§ **WRITTEN TASK**:
Transcribe the entries exactly; images are not part of the copy.

--- start of RECORDS SUPPLIED ---

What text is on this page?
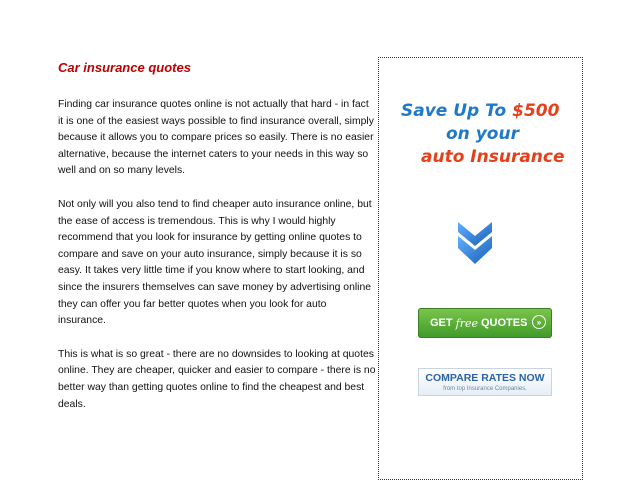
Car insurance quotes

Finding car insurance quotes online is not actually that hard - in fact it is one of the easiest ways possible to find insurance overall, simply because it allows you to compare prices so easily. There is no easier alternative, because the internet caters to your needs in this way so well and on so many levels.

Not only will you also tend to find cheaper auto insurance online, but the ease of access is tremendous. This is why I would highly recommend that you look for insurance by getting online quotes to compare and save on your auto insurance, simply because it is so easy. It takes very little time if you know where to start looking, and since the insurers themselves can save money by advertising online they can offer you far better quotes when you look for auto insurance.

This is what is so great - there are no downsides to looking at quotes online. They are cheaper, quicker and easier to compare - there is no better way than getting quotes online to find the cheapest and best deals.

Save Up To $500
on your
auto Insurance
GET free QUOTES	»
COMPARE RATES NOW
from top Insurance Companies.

--- end of RECORDS SUPPLIED ---

§ **FINAL ANSWER**:
What text is on this page?
Car insurance quotes

Finding car insurance quotes online is not actually that hard - in fact it is one of the easiest ways possible to find insurance overall, simply because it allows you to compare prices so easily. There is no easier alternative, because the internet caters to your needs in this way so well and on so many levels.

Not only will you also tend to find cheaper auto insurance online, but the ease of access is tremendous. This is why I would highly recommend that you look for insurance by getting online quotes to compare and save on your auto insurance, simply because it is so easy. It takes very little time if you know where to start looking, and since the insurers themselves can save money by advertising online they can offer you far better quotes when you look for auto insurance.

This is what is so great - there are no downsides to looking at quotes online. They are cheaper, quicker and easier to compare - there is no better way than getting quotes online to find the cheapest and best deals.

Save Up To $500
on your
auto Insurance
GET free QUOTES	»
COMPARE RATES NOW
from top Insurance Companies.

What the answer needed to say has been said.